- Problem requirements -
Pull out every line in the data that has the string "Middle" in it.

## begin Record extracts

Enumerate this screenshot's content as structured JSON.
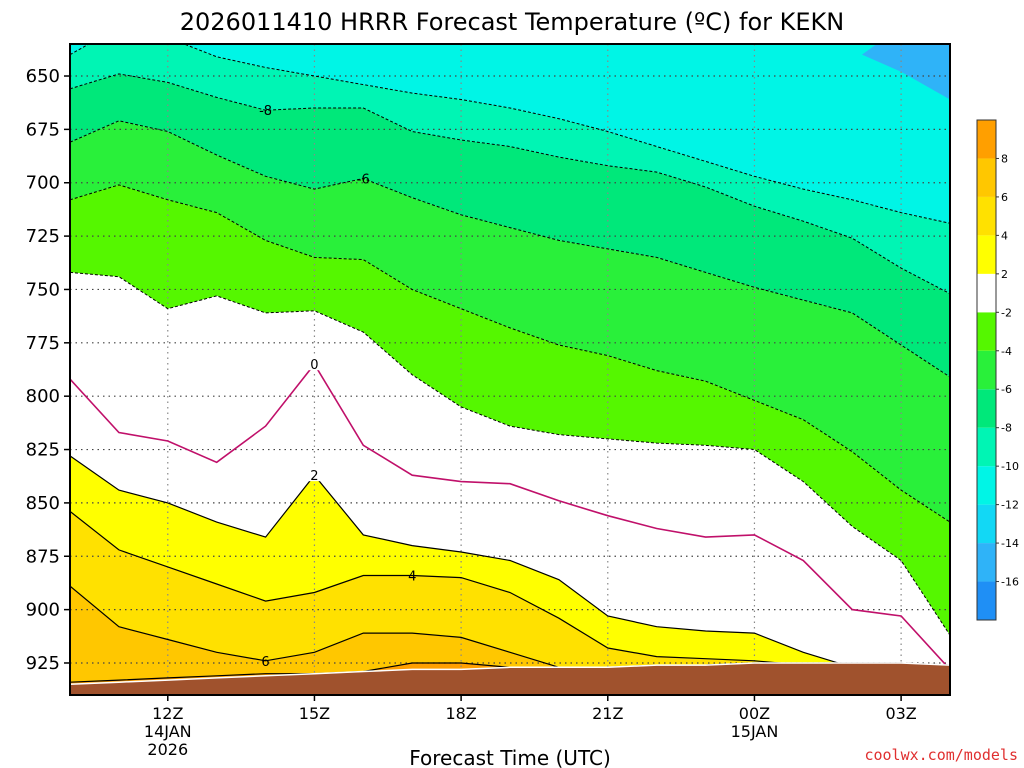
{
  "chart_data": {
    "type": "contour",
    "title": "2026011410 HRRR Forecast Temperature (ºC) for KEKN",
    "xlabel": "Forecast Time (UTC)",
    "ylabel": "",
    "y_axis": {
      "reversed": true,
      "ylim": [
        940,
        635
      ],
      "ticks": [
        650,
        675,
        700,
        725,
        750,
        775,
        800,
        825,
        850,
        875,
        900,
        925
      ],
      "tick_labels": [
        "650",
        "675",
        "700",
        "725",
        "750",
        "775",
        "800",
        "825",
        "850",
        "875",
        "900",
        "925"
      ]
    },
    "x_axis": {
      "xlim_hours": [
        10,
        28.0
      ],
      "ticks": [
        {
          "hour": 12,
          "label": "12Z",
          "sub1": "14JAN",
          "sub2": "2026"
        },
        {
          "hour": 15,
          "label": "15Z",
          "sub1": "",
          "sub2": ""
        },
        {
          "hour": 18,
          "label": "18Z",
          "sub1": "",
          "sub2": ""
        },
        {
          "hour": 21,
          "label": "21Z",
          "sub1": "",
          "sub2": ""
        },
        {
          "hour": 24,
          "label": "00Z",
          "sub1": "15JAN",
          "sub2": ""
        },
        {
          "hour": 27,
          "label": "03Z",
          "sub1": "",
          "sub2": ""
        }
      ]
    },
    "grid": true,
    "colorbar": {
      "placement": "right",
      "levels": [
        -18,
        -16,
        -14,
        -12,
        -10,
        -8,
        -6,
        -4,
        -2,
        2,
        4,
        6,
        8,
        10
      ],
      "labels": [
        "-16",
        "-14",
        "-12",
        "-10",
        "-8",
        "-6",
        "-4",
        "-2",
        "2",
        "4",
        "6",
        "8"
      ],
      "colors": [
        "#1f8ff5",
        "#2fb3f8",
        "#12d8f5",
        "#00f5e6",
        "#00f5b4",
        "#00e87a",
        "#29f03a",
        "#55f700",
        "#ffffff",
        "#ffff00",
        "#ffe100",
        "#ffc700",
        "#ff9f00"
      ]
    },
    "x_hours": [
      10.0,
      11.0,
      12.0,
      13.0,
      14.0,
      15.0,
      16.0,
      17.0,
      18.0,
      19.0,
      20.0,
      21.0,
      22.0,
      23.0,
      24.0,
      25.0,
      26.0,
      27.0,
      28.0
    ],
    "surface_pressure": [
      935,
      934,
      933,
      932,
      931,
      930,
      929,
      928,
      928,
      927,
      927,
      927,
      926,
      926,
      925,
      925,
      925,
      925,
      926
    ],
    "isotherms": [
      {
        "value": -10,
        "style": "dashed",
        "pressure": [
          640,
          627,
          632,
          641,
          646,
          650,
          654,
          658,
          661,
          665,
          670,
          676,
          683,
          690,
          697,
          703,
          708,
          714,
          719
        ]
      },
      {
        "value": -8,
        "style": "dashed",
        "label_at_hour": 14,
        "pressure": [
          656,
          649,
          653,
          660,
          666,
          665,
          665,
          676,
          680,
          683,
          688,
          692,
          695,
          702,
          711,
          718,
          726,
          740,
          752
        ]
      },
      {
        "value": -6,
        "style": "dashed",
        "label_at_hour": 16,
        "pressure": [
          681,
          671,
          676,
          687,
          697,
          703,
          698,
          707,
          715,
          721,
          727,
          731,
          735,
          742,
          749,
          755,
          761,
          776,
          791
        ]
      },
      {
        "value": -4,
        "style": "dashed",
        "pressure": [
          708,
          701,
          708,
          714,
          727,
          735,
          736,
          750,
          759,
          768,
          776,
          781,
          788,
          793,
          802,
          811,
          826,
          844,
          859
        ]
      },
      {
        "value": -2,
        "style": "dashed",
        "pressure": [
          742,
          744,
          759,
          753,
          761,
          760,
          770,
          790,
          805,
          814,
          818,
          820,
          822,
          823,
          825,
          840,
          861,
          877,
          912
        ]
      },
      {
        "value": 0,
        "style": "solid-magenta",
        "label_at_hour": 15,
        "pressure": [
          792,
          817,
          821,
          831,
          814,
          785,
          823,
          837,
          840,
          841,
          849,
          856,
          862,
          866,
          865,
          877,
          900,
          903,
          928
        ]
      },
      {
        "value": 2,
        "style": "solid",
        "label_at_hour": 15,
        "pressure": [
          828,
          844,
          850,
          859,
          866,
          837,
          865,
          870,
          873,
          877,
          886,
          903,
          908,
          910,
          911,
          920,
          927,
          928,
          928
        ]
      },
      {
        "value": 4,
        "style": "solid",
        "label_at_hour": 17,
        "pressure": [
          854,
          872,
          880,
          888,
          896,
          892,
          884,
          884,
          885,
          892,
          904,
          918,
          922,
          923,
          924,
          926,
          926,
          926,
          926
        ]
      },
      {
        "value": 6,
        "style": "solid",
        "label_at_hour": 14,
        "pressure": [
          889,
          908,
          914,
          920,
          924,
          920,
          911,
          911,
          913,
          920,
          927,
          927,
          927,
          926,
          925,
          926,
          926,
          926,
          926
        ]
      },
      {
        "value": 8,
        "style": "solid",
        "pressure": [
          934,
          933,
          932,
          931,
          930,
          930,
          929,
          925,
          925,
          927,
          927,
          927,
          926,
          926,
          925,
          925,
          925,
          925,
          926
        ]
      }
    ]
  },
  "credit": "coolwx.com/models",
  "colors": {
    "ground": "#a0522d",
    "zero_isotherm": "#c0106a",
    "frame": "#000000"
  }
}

## end Record extracts
## begin Record extracts

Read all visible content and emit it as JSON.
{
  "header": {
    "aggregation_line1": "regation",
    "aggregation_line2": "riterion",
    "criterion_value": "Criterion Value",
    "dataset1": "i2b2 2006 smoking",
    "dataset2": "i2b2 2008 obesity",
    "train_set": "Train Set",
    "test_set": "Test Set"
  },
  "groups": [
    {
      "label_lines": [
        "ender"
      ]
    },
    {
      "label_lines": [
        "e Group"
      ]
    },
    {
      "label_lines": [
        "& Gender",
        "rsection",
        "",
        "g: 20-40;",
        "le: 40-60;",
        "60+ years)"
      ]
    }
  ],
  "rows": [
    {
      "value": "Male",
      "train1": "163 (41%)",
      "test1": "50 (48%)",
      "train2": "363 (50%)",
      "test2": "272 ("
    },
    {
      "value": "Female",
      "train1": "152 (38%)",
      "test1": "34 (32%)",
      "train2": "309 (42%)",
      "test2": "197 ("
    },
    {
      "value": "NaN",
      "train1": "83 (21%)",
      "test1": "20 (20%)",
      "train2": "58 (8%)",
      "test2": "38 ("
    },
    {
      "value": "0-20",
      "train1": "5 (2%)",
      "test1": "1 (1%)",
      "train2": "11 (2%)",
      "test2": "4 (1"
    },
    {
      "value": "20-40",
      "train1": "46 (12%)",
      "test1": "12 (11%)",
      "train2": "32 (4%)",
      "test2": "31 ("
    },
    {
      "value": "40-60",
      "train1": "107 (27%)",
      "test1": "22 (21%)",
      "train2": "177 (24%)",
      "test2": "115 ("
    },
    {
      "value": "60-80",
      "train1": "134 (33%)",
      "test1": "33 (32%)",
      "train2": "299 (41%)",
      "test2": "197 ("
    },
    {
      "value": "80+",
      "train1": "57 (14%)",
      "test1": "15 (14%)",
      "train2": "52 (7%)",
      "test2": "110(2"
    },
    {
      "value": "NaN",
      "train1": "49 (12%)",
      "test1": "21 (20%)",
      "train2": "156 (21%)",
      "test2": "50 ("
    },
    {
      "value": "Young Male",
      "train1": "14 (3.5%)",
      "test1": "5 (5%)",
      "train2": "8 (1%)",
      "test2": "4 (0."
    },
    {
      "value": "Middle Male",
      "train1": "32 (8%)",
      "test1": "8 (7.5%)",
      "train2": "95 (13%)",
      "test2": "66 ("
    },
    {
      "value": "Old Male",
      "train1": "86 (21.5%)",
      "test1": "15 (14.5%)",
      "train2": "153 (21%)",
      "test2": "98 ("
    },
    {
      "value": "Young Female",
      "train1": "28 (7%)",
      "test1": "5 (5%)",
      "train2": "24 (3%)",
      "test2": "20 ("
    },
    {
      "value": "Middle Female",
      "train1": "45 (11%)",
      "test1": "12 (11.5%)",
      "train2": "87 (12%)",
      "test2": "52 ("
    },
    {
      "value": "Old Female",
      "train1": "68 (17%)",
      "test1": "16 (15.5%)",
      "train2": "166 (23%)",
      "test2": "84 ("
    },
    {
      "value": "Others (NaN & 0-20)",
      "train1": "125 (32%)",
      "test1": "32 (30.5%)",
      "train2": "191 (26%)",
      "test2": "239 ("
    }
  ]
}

## end Record extracts
## begin Record extracts

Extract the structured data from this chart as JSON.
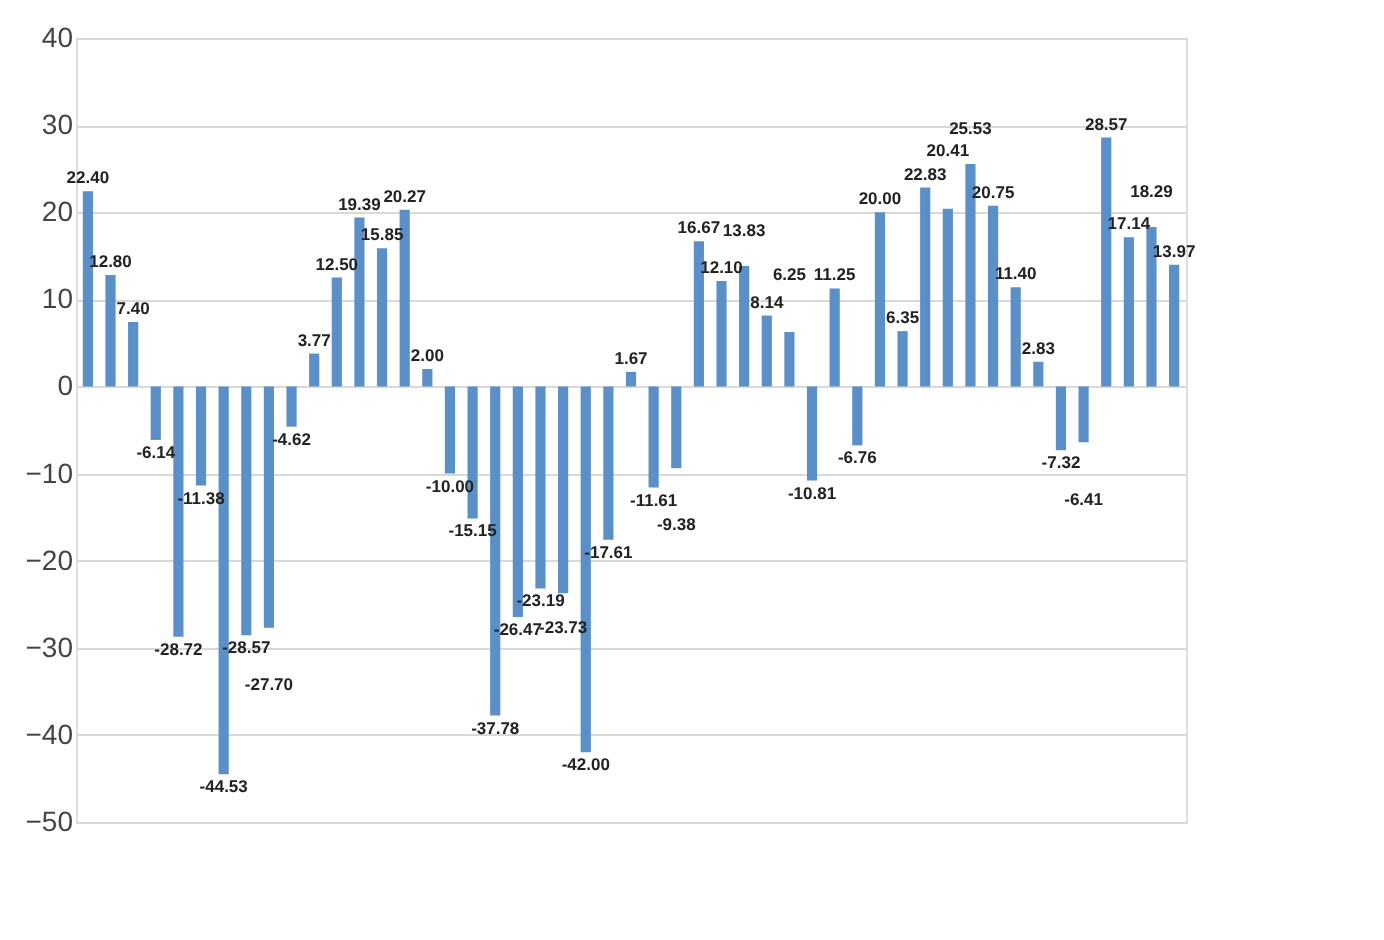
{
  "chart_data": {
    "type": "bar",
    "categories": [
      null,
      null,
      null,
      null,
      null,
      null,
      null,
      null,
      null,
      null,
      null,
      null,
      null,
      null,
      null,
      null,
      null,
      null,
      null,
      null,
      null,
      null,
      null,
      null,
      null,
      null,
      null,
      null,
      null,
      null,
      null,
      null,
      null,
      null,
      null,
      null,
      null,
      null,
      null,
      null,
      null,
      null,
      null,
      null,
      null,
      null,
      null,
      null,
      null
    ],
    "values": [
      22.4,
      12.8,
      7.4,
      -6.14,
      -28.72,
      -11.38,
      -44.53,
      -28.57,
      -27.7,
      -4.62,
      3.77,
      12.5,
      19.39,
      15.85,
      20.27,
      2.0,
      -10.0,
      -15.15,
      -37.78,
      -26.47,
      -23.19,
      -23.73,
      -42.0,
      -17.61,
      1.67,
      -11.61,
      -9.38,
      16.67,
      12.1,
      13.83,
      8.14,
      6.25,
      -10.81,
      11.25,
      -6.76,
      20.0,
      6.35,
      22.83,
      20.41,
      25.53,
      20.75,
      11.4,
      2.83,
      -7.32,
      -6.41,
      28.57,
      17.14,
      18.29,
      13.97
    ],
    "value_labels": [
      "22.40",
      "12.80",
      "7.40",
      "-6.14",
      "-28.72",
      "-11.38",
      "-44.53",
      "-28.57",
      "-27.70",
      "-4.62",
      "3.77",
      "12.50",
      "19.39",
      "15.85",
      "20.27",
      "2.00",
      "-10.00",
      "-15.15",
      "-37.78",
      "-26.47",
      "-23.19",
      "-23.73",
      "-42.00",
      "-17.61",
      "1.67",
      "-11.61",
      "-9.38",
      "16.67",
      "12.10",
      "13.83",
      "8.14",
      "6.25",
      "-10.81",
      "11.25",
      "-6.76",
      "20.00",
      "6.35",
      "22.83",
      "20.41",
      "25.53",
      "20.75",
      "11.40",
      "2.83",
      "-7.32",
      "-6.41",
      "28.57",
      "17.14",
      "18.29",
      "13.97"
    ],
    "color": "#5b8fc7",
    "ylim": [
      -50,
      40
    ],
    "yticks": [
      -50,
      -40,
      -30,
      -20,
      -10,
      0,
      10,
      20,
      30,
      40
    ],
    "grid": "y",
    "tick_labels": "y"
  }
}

## end Record extracts

- Written answer -
      "value": "Middle Male",
      "value": "Middle Female",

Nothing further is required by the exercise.